--- begin DOCUMENT TEXT ---
Right on Mike, might as well look cool while keeping our tools clean.


----------



## Silverbullet (Jan 11, 2020)

In my first week of vokie our shop teacher gave us the task to do just that . A power Johnson horizontal band saw was available to cut the rough square and a vertical bandsaw. Then only files n vise n micrometer of course . All corners n centers within .001 finish added to grade . If 14 yr old ***** hunters can do it I think you can. Of course that was 45 yrs ago.


----------



## Silverbullet (Jan 11, 2020)

westerner said:


> I use a 6 inch long piece of 1/2 inch soft copper pipe, because I had no chopsticks. I smashed one end flat for the file, cobbled up a broomstick handle for my end. In no time at all, the copper is cut to fit the grooves between the file teeth, (running parallel to the teeth), and will push stuff out of there that will amaze you. Follow with the chalk, and you are ready to go. ( Good tip on chalk and humidity. Glad I DON'T have humidity, sometimes)


I was taught to use a piece of brass to clean files , the brass gets grooved to match the teeth by pushing the chips out . Chalk helps lube the file from what my old teachers preached. Never let files lie against another file too.


----------



## Koi (Feb 18, 2020)

wrmiller said:


> Back when my mentor wanted me to do this, I used a piece of glass, sandpaper, and a 123 block to get the 90 degree angles.


Oh glass they are quite flat after sanding on it i placed my workpiece  on part of the engineer square that is flat and no light went through.


----------



## Koi (Mar 13, 2020)

Btw guys i read a comment on youtube the other day and a comment said that a flat has a crowned side and hollow and he also said tha use the crowned to achieve flatness.


----------



## Koi (May 9, 2020)

Although this is not about getting things square but would like to show what i did during lockdown sanding a steel cube  to parellel .First decide on a masted edge and then file and sand it .The finishing was sanded though i could have filed it but i realise my files are big and coarse only a fine double cut file was in my tool box but was too big for the pararrel work.Resulting with a deviation of 0.05 near one side if the edge .I could go even further  with the tolerance but ive left my insize 0.02 vernier caliper in my dorm so i used my dads kernin vernier caliper that could only read up to 0.05 only.Im not done with it though still got sidez to square up if can make it even parallel first and then the square .


----------



## Winegrower (May 9, 2020)

If you hate to file things, like I do, you might look for a die filer.   I found a Butterfly filer awhile ago and man, that is a great tool.   I found a machine file collection on eBay of 17 files, various shapes and coarseness, at about $10 per file.   I can also use a cutoff hacksaw blade for a metal bandsaw substitute.   It’s easy to do very precise work because you can see the file and a scribe line at the same time, and the file stays completely perpendicular to the table.

It’s turned around my whole poor attitude toward filing, maybe not completely 180 degrees, but at least 160 degrees.


----------



## C-Bag (May 9, 2020)
--- end DOCUMENT TEXT ---
--- begin DATA EXCERPTS ---
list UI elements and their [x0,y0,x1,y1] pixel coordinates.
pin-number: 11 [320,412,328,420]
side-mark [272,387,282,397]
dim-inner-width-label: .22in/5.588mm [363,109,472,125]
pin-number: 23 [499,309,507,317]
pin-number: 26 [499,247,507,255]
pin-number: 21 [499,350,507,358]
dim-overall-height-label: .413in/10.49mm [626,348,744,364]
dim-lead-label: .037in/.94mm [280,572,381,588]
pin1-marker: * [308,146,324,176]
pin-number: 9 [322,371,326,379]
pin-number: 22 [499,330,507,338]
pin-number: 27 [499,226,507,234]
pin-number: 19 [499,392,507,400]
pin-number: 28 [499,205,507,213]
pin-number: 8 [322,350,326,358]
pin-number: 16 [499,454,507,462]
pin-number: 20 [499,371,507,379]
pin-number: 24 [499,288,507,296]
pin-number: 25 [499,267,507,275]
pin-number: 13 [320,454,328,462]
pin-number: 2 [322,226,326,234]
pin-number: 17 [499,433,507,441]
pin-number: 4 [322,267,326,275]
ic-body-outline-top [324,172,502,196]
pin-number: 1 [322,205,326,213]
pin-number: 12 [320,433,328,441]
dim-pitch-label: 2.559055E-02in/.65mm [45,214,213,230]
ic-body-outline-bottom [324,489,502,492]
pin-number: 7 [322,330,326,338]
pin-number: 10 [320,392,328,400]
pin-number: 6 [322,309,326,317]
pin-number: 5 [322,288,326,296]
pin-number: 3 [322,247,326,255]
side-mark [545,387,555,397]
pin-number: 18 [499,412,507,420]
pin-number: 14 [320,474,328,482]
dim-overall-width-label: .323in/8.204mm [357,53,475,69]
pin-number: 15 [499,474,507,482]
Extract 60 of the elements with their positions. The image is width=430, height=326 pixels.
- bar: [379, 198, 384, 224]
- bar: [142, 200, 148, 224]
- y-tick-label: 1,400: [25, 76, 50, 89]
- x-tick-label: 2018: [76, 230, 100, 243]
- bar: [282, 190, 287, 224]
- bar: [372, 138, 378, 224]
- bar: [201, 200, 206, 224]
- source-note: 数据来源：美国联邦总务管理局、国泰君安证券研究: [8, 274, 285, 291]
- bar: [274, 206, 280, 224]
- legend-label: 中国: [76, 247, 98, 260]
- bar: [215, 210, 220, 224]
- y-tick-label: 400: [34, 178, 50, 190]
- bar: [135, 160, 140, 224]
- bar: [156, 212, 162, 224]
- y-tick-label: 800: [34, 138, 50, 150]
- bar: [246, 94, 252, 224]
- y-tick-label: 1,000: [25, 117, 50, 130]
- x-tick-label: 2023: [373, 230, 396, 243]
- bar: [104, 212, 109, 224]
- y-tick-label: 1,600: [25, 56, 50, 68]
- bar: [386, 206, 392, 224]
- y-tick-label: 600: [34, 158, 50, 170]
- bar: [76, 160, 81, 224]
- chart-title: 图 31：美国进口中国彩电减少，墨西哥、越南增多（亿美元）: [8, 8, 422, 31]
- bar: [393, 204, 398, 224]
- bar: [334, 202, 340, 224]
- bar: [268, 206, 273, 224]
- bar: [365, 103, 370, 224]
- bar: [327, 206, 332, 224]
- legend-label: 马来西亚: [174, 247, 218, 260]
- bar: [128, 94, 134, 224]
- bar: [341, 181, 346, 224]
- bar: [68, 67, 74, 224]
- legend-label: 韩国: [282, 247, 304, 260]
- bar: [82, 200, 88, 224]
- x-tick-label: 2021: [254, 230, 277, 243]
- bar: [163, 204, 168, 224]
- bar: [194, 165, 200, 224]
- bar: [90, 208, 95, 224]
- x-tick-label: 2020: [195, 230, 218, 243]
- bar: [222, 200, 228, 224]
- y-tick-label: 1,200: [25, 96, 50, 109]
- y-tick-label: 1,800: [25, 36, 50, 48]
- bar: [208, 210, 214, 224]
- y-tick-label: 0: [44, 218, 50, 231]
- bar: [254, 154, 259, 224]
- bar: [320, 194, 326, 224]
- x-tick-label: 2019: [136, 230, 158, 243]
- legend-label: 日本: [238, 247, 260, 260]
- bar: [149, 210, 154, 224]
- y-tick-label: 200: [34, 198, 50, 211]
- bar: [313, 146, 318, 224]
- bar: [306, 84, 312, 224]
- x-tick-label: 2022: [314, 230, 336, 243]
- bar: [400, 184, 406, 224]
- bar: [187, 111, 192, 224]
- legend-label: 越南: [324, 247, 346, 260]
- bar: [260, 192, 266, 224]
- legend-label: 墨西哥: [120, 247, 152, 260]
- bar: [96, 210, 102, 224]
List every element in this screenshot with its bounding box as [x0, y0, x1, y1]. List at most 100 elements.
--- end DATA EXCERPTS ---
--- begin DATA EXCERPTS ---
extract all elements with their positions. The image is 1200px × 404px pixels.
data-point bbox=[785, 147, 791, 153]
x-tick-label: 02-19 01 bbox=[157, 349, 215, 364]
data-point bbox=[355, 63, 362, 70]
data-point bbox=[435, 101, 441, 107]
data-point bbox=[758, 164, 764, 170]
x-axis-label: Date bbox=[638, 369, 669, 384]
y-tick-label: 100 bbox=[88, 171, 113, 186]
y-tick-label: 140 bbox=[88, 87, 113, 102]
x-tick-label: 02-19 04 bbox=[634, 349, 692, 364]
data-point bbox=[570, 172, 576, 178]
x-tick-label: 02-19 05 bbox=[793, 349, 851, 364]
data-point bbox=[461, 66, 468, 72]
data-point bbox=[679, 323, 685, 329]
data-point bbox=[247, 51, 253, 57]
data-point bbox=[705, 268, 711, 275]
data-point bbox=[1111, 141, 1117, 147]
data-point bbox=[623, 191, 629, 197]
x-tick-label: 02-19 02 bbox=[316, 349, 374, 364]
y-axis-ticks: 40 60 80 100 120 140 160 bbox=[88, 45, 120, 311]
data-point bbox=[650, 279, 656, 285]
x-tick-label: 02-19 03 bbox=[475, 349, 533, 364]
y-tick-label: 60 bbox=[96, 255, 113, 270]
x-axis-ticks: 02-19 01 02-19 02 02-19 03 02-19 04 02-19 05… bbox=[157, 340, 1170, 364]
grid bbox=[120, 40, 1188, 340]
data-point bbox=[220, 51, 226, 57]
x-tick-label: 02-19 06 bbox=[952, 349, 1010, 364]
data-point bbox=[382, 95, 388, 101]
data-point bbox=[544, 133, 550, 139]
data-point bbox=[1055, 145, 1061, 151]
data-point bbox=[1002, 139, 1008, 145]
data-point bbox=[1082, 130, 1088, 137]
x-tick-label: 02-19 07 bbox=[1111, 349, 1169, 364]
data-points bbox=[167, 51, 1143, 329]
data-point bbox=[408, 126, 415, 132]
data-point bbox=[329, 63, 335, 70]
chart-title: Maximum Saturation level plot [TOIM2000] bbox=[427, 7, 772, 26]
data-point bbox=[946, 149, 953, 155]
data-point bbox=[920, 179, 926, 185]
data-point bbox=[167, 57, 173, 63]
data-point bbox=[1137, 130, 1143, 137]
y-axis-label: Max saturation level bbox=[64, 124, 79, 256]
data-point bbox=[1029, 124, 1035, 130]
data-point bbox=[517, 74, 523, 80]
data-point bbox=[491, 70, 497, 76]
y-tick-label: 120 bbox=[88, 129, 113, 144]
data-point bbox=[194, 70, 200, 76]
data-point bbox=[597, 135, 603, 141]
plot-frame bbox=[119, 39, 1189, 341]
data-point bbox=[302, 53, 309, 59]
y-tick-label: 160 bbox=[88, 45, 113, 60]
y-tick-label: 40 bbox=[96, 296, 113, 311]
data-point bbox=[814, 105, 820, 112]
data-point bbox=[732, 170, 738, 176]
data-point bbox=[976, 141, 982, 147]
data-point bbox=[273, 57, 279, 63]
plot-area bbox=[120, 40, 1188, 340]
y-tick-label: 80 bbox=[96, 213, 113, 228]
--- end DATA EXCERPTS ---
WORK TO DO
[a] Reproduce, word for word, the stretch of the forum thread on hand filing from "I was taught" through "(Feb 18, 2020)".
[b] Extend the forum thread on hand filing, picking up after its final line.

RESPONSES BY TASK
[a]
I was taught to use a piece of brass to clean files , the brass gets grooved to match the teeth by pushing the chips out . Chalk helps lube the file from what my old teachers preached. Never let files lie against another file too.


----------



## Koi (Feb 18, 2020)

[b]
More than anything I think this exercise is teaching appreciation. Appreciation of those who did precision work without machines so you could make the precision machines to do precision work. Foundational appreciation is not always taught because it's easy to get by without it. We have gotten used to using technology without an appreciation of what it takes to make it and the underlying knowledge of how precision makes it function. Why would you when everything is based upon a disposable world where speed of production is the goal not craftsmanship.

Koi I have to say working that small would drive me crazy because it would be hard to hold onto. I learned the hard way when I trued up a stone I was using to remove burrs the friction would tend to make the leading edge of the work dig in and I'd end up with a domed center. I used sandpaper that was sticky backed, stuck to a small granite plate to do the final finish on the parts I was doing. I had to get used to removing material very slowly. Trading speed for precision. I would be tempted to make a fixture with rollers that would hold the work and help keep the leading edge from digging in.


----------



## Buffalo21 (May 9, 2020)

I probably could not buy a “flat“ 1” cube, much less file it


----------



## Koi (May 10, 2020)

Winegrower said:


> If you hate to file things, like I do, you might look for a die filer.   I found a Butterfly filer awhile ago and man, that is a great tool.   I found a machine file collection on eBay of 17 files, various shapes and coarseness, at about $10 per file.   I can also use a cutoff hacksaw blade for a metal bandsaw substitute.   It’s easy to do very precise work because you can see the file and a scribe line at the same time, and the file stays completely perpendicular to the table.
> 
> It’s turned around my whole poor attitude toward filing, maybe not completely 180 degrees, but at least 160 degrees.


I enjoy filing but i forgot to get a fine file small file for this practice work so had to use sandpapers with a piece of steel that i filed flat and verified with a straight edge


----------



## Koi (May 10, 2020)

C-Bag said:


> More than anything I think this exercise is teaching appreciation. Appreciation of those who did precision work without machines so you could make the precision machines to do precision work. Foundational appreciation is not always taught because it's easy to get by without it. We have gotten used to using technology without an appreciation of what it takes to make it and the underlying knowledge of how precision makes it function. Why would you when everything is based upon a disposable world where speed of production is the goal not craftsmanship.
> 
> Koi I have to say working that small would drive me crazy because it would be hard to hold onto. I learned the hard way when I trued up a stone I was using to remove burrs the friction would tend to make the leading edge of the work dig in and I'd end up with a domed center. I used sandpaper that was sticky backed, stuck to a small granite plate to do the final finish on the parts I was doing. I had to get used to removing material very slowly. Trading speed for precision. I would be tempted to make a fixture with rollers that would hold the work and help keep the leading edge from digging in.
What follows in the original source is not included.